Omit every picture while repeating the entries exactly.

Collection entries:

○ ○ ○

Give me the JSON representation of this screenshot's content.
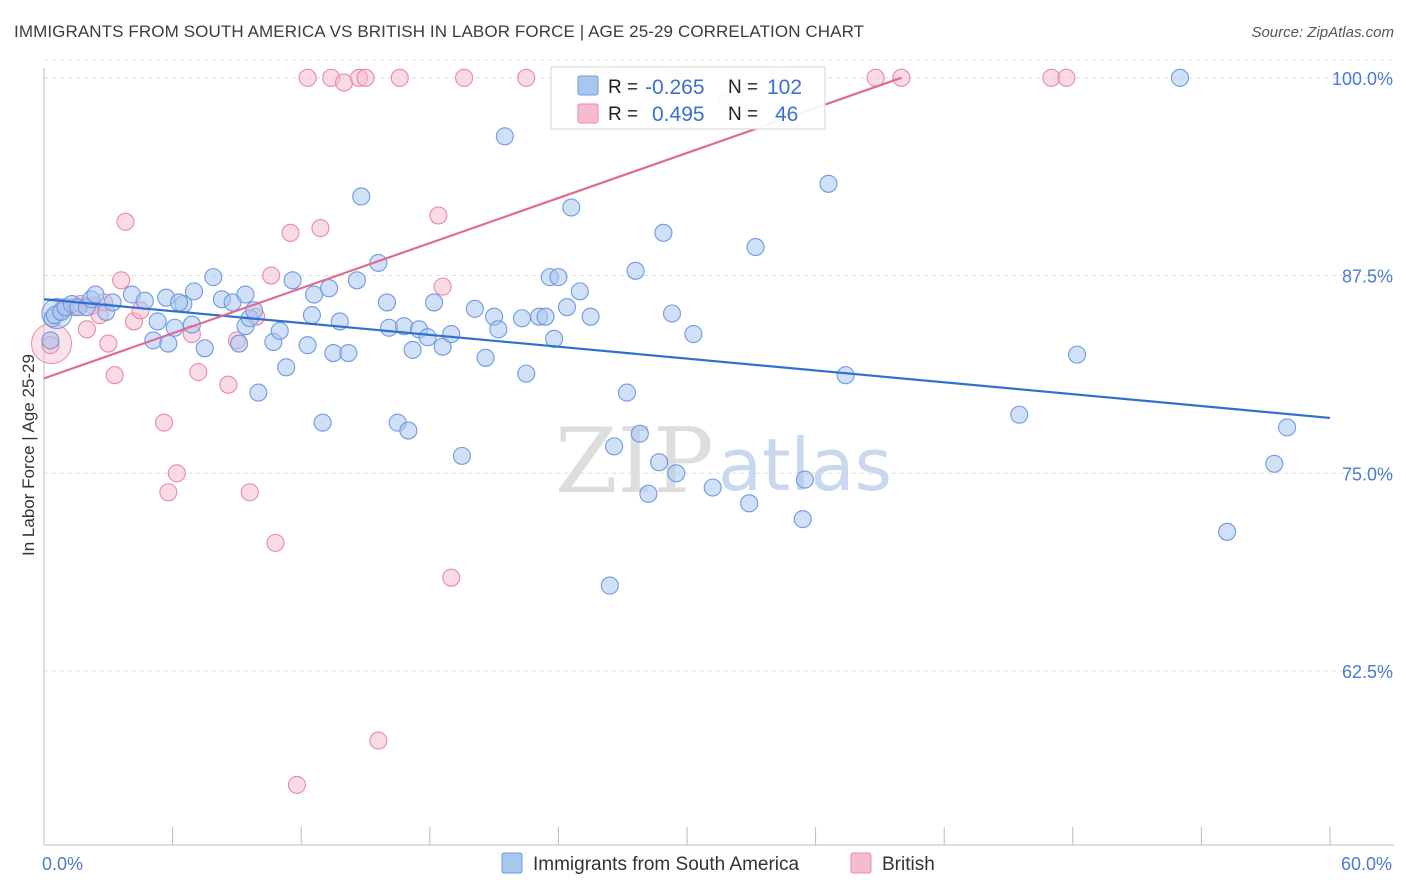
{
  "title": "IMMIGRANTS FROM SOUTH AMERICA VS BRITISH IN LABOR FORCE | AGE 25-29 CORRELATION CHART",
  "source": "Source: ZipAtlas.com",
  "watermark": {
    "zip": "ZIP",
    "atlas": "atlas"
  },
  "colors": {
    "blue_fill": "#a9c6ef",
    "blue_stroke": "#6f9ae0",
    "blue_line": "#2f6fd0",
    "pink_fill": "#f6bccd",
    "pink_stroke": "#e98aa6",
    "pink_line": "#e06a92",
    "tick_text": "#4a7bd0",
    "grid": "#dcdcdc"
  },
  "stats": [
    {
      "r_label": "R =",
      "r_value": "-0.265",
      "n_label": "N =",
      "n_value": "102"
    },
    {
      "r_label": "R =",
      "r_value": "0.495",
      "n_label": "N =",
      "n_value": "46"
    }
  ],
  "chart_data": {
    "type": "scatter",
    "ylabel": "In Labor Force | Age 25-29",
    "x_tick_labels": [
      "0.0%",
      "60.0%"
    ],
    "y_tick_labels": [
      "100.0%",
      "87.5%",
      "75.0%",
      "62.5%"
    ],
    "y_ticks": [
      100.0,
      87.5,
      75.0,
      62.5
    ],
    "xlim": [
      0,
      60
    ],
    "ylim": [
      51.5,
      101.0
    ],
    "grid": true,
    "legend_position": "bottom",
    "series": [
      {
        "name": "Immigrants from South America",
        "trend": {
          "x": [
            0,
            60
          ],
          "y": [
            86.0,
            78.5
          ]
        },
        "points": [
          [
            0.3,
            83.4
          ],
          [
            0.4,
            84.8
          ],
          [
            0.5,
            85.0
          ],
          [
            0.8,
            85.2
          ],
          [
            1.0,
            85.5
          ],
          [
            1.3,
            85.7
          ],
          [
            1.6,
            85.5
          ],
          [
            2.0,
            85.5
          ],
          [
            2.2,
            86.0
          ],
          [
            2.4,
            86.3
          ],
          [
            2.9,
            85.2
          ],
          [
            3.2,
            85.8
          ],
          [
            4.1,
            86.3
          ],
          [
            4.7,
            85.9
          ],
          [
            5.1,
            83.4
          ],
          [
            5.3,
            84.6
          ],
          [
            5.7,
            86.1
          ],
          [
            5.8,
            83.2
          ],
          [
            6.1,
            84.2
          ],
          [
            6.5,
            85.7
          ],
          [
            6.3,
            85.8
          ],
          [
            6.9,
            84.4
          ],
          [
            7.0,
            86.5
          ],
          [
            7.5,
            82.9
          ],
          [
            7.9,
            87.4
          ],
          [
            8.3,
            86.0
          ],
          [
            8.8,
            85.8
          ],
          [
            9.1,
            83.2
          ],
          [
            9.4,
            84.3
          ],
          [
            9.6,
            84.8
          ],
          [
            9.4,
            86.3
          ],
          [
            9.8,
            85.3
          ],
          [
            10.0,
            80.1
          ],
          [
            10.7,
            83.3
          ],
          [
            11.0,
            84.0
          ],
          [
            11.3,
            81.7
          ],
          [
            11.6,
            87.2
          ],
          [
            12.3,
            83.1
          ],
          [
            12.5,
            85.0
          ],
          [
            12.6,
            86.3
          ],
          [
            13.0,
            78.2
          ],
          [
            13.3,
            86.7
          ],
          [
            13.5,
            82.6
          ],
          [
            13.8,
            84.6
          ],
          [
            14.2,
            82.6
          ],
          [
            14.6,
            87.2
          ],
          [
            14.8,
            92.5
          ],
          [
            15.6,
            88.3
          ],
          [
            16.0,
            85.8
          ],
          [
            16.1,
            84.2
          ],
          [
            16.5,
            78.2
          ],
          [
            16.8,
            84.3
          ],
          [
            17.0,
            77.7
          ],
          [
            17.2,
            82.8
          ],
          [
            17.5,
            84.1
          ],
          [
            17.9,
            83.6
          ],
          [
            18.2,
            85.8
          ],
          [
            18.6,
            83.0
          ],
          [
            19.0,
            83.8
          ],
          [
            19.5,
            76.1
          ],
          [
            20.1,
            85.4
          ],
          [
            20.6,
            82.3
          ],
          [
            21.0,
            84.9
          ],
          [
            21.2,
            84.1
          ],
          [
            21.5,
            96.3
          ],
          [
            22.3,
            84.8
          ],
          [
            22.5,
            81.3
          ],
          [
            23.1,
            84.9
          ],
          [
            23.4,
            84.9
          ],
          [
            23.6,
            87.4
          ],
          [
            23.8,
            83.5
          ],
          [
            24.0,
            87.4
          ],
          [
            24.4,
            85.5
          ],
          [
            24.6,
            91.8
          ],
          [
            25.0,
            86.5
          ],
          [
            25.5,
            84.9
          ],
          [
            26.4,
            67.9
          ],
          [
            26.6,
            76.7
          ],
          [
            27.2,
            80.1
          ],
          [
            27.6,
            87.8
          ],
          [
            27.8,
            77.5
          ],
          [
            28.2,
            73.7
          ],
          [
            28.7,
            75.7
          ],
          [
            28.9,
            90.2
          ],
          [
            29.3,
            85.1
          ],
          [
            29.5,
            75.0
          ],
          [
            30.3,
            83.8
          ],
          [
            31.2,
            74.1
          ],
          [
            31.9,
            98.5
          ],
          [
            32.9,
            73.1
          ],
          [
            33.2,
            89.3
          ],
          [
            34.3,
            100.0
          ],
          [
            35.4,
            72.1
          ],
          [
            35.5,
            74.6
          ],
          [
            36.6,
            93.3
          ],
          [
            37.4,
            81.2
          ],
          [
            45.5,
            78.7
          ],
          [
            48.2,
            82.5
          ],
          [
            55.2,
            71.3
          ],
          [
            57.4,
            75.6
          ],
          [
            58.0,
            77.9
          ],
          [
            53.0,
            100.0
          ]
        ]
      },
      {
        "name": "British",
        "trend": {
          "x": [
            0,
            40
          ],
          "y": [
            81.0,
            100.0
          ]
        },
        "points": [
          [
            0.3,
            83.1
          ],
          [
            0.8,
            85.3
          ],
          [
            1.4,
            85.5
          ],
          [
            1.7,
            85.7
          ],
          [
            2.0,
            84.1
          ],
          [
            2.3,
            85.6
          ],
          [
            2.6,
            85.0
          ],
          [
            2.8,
            85.8
          ],
          [
            3.0,
            83.2
          ],
          [
            3.3,
            81.2
          ],
          [
            3.6,
            87.2
          ],
          [
            3.8,
            90.9
          ],
          [
            4.2,
            84.6
          ],
          [
            4.5,
            85.3
          ],
          [
            5.6,
            78.2
          ],
          [
            5.8,
            73.8
          ],
          [
            6.2,
            75.0
          ],
          [
            6.9,
            83.8
          ],
          [
            7.2,
            81.4
          ],
          [
            8.6,
            80.6
          ],
          [
            9.0,
            83.4
          ],
          [
            9.6,
            73.8
          ],
          [
            9.9,
            84.9
          ],
          [
            10.6,
            87.5
          ],
          [
            10.8,
            70.6
          ],
          [
            11.5,
            90.2
          ],
          [
            11.8,
            55.3
          ],
          [
            12.3,
            100.0
          ],
          [
            12.9,
            90.5
          ],
          [
            13.4,
            100.0
          ],
          [
            14.0,
            99.7
          ],
          [
            14.7,
            100.0
          ],
          [
            15.0,
            100.0
          ],
          [
            15.6,
            58.1
          ],
          [
            16.6,
            100.0
          ],
          [
            18.4,
            91.3
          ],
          [
            18.6,
            86.8
          ],
          [
            19.0,
            68.4
          ],
          [
            19.6,
            100.0
          ],
          [
            22.5,
            100.0
          ],
          [
            26.1,
            100.0
          ],
          [
            29.4,
            100.0
          ],
          [
            38.8,
            100.0
          ],
          [
            40.0,
            100.0
          ],
          [
            47.0,
            100.0
          ],
          [
            47.7,
            100.0
          ]
        ]
      }
    ]
  }
}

○ ○ ○

§ **Task solution**
Give me the JSON representation of this screenshot's content.
{
  "title": "IMMIGRANTS FROM SOUTH AMERICA VS BRITISH IN LABOR FORCE | AGE 25-29 CORRELATION CHART",
  "source": "Source: ZipAtlas.com",
  "watermark": {
    "zip": "ZIP",
    "atlas": "atlas"
  },
  "colors": {
    "blue_fill": "#a9c6ef",
    "blue_stroke": "#6f9ae0",
    "blue_line": "#2f6fd0",
    "pink_fill": "#f6bccd",
    "pink_stroke": "#e98aa6",
    "pink_line": "#e06a92",
    "tick_text": "#4a7bd0",
    "grid": "#dcdcdc"
  },
  "stats": [
    {
      "r_label": "R =",
      "r_value": "-0.265",
      "n_label": "N =",
      "n_value": "102"
    },
    {
      "r_label": "R =",
      "r_value": "0.495",
      "n_label": "N =",
      "n_value": "46"
    }
  ],
  "chart_data": {
    "type": "scatter",
    "ylabel": "In Labor Force | Age 25-29",
    "x_tick_labels": [
      "0.0%",
      "60.0%"
    ],
    "y_tick_labels": [
      "100.0%",
      "87.5%",
      "75.0%",
      "62.5%"
    ],
    "y_ticks": [
      100.0,
      87.5,
      75.0,
      62.5
    ],
    "xlim": [
      0,
      60
    ],
    "ylim": [
      51.5,
      101.0
    ],
    "grid": true,
    "legend_position": "bottom",
    "series": [
      {
        "name": "Immigrants from South America",
        "trend": {
          "x": [
            0,
            60
          ],
          "y": [
            86.0,
            78.5
          ]
        },
        "points": [
          [
            0.3,
            83.4
          ],
          [
            0.4,
            84.8
          ],
          [
            0.5,
            85.0
          ],
          [
            0.8,
            85.2
          ],
          [
            1.0,
            85.5
          ],
          [
            1.3,
            85.7
          ],
          [
            1.6,
            85.5
          ],
          [
            2.0,
            85.5
          ],
          [
            2.2,
            86.0
          ],
          [
            2.4,
            86.3
          ],
          [
            2.9,
            85.2
          ],
          [
            3.2,
            85.8
          ],
          [
            4.1,
            86.3
          ],
          [
            4.7,
            85.9
          ],
          [
            5.1,
            83.4
          ],
          [
            5.3,
            84.6
          ],
          [
            5.7,
            86.1
          ],
          [
            5.8,
            83.2
          ],
          [
            6.1,
            84.2
          ],
          [
            6.5,
            85.7
          ],
          [
            6.3,
            85.8
          ],
          [
            6.9,
            84.4
          ],
          [
            7.0,
            86.5
          ],
          [
            7.5,
            82.9
          ],
          [
            7.9,
            87.4
          ],
          [
            8.3,
            86.0
          ],
          [
            8.8,
            85.8
          ],
          [
            9.1,
            83.2
          ],
          [
            9.4,
            84.3
          ],
          [
            9.6,
            84.8
          ],
          [
            9.4,
            86.3
          ],
          [
            9.8,
            85.3
          ],
          [
            10.0,
            80.1
          ],
          [
            10.7,
            83.3
          ],
          [
            11.0,
            84.0
          ],
          [
            11.3,
            81.7
          ],
          [
            11.6,
            87.2
          ],
          [
            12.3,
            83.1
          ],
          [
            12.5,
            85.0
          ],
          [
            12.6,
            86.3
          ],
          [
            13.0,
            78.2
          ],
          [
            13.3,
            86.7
          ],
          [
            13.5,
            82.6
          ],
          [
            13.8,
            84.6
          ],
          [
            14.2,
            82.6
          ],
          [
            14.6,
            87.2
          ],
          [
            14.8,
            92.5
          ],
          [
            15.6,
            88.3
          ],
          [
            16.0,
            85.8
          ],
          [
            16.1,
            84.2
          ],
          [
            16.5,
            78.2
          ],
          [
            16.8,
            84.3
          ],
          [
            17.0,
            77.7
          ],
          [
            17.2,
            82.8
          ],
          [
            17.5,
            84.1
          ],
          [
            17.9,
            83.6
          ],
          [
            18.2,
            85.8
          ],
          [
            18.6,
            83.0
          ],
          [
            19.0,
            83.8
          ],
          [
            19.5,
            76.1
          ],
          [
            20.1,
            85.4
          ],
          [
            20.6,
            82.3
          ],
          [
            21.0,
            84.9
          ],
          [
            21.2,
            84.1
          ],
          [
            21.5,
            96.3
          ],
          [
            22.3,
            84.8
          ],
          [
            22.5,
            81.3
          ],
          [
            23.1,
            84.9
          ],
          [
            23.4,
            84.9
          ],
          [
            23.6,
            87.4
          ],
          [
            23.8,
            83.5
          ],
          [
            24.0,
            87.4
          ],
          [
            24.4,
            85.5
          ],
          [
            24.6,
            91.8
          ],
          [
            25.0,
            86.5
          ],
          [
            25.5,
            84.9
          ],
          [
            26.4,
            67.9
          ],
          [
            26.6,
            76.7
          ],
          [
            27.2,
            80.1
          ],
          [
            27.6,
            87.8
          ],
          [
            27.8,
            77.5
          ],
          [
            28.2,
            73.7
          ],
          [
            28.7,
            75.7
          ],
          [
            28.9,
            90.2
          ],
          [
            29.3,
            85.1
          ],
          [
            29.5,
            75.0
          ],
          [
            30.3,
            83.8
          ],
          [
            31.2,
            74.1
          ],
          [
            31.9,
            98.5
          ],
          [
            32.9,
            73.1
          ],
          [
            33.2,
            89.3
          ],
          [
            34.3,
            100.0
          ],
          [
            35.4,
            72.1
          ],
          [
            35.5,
            74.6
          ],
          [
            36.6,
            93.3
          ],
          [
            37.4,
            81.2
          ],
          [
            45.5,
            78.7
          ],
          [
            48.2,
            82.5
          ],
          [
            55.2,
            71.3
          ],
          [
            57.4,
            75.6
          ],
          [
            58.0,
            77.9
          ],
          [
            53.0,
            100.0
          ]
        ]
      },
      {
        "name": "British",
        "trend": {
          "x": [
            0,
            40
          ],
          "y": [
            81.0,
            100.0
          ]
        },
        "points": [
          [
            0.3,
            83.1
          ],
          [
            0.8,
            85.3
          ],
          [
            1.4,
            85.5
          ],
          [
            1.7,
            85.7
          ],
          [
            2.0,
            84.1
          ],
          [
            2.3,
            85.6
          ],
          [
            2.6,
            85.0
          ],
          [
            2.8,
            85.8
          ],
          [
            3.0,
            83.2
          ],
          [
            3.3,
            81.2
          ],
          [
            3.6,
            87.2
          ],
          [
            3.8,
            90.9
          ],
          [
            4.2,
            84.6
          ],
          [
            4.5,
            85.3
          ],
          [
            5.6,
            78.2
          ],
          [
            5.8,
            73.8
          ],
          [
            6.2,
            75.0
          ],
          [
            6.9,
            83.8
          ],
          [
            7.2,
            81.4
          ],
          [
            8.6,
            80.6
          ],
          [
            9.0,
            83.4
          ],
          [
            9.6,
            73.8
          ],
          [
            9.9,
            84.9
          ],
          [
            10.6,
            87.5
          ],
          [
            10.8,
            70.6
          ],
          [
            11.5,
            90.2
          ],
          [
            11.8,
            55.3
          ],
          [
            12.3,
            100.0
          ],
          [
            12.9,
            90.5
          ],
          [
            13.4,
            100.0
          ],
          [
            14.0,
            99.7
          ],
          [
            14.7,
            100.0
          ],
          [
            15.0,
            100.0
          ],
          [
            15.6,
            58.1
          ],
          [
            16.6,
            100.0
          ],
          [
            18.4,
            91.3
          ],
          [
            18.6,
            86.8
          ],
          [
            19.0,
            68.4
          ],
          [
            19.6,
            100.0
          ],
          [
            22.5,
            100.0
          ],
          [
            26.1,
            100.0
          ],
          [
            29.4,
            100.0
          ],
          [
            38.8,
            100.0
          ],
          [
            40.0,
            100.0
          ],
          [
            47.0,
            100.0
          ],
          [
            47.7,
            100.0
          ]
        ]
      }
    ]
  }
}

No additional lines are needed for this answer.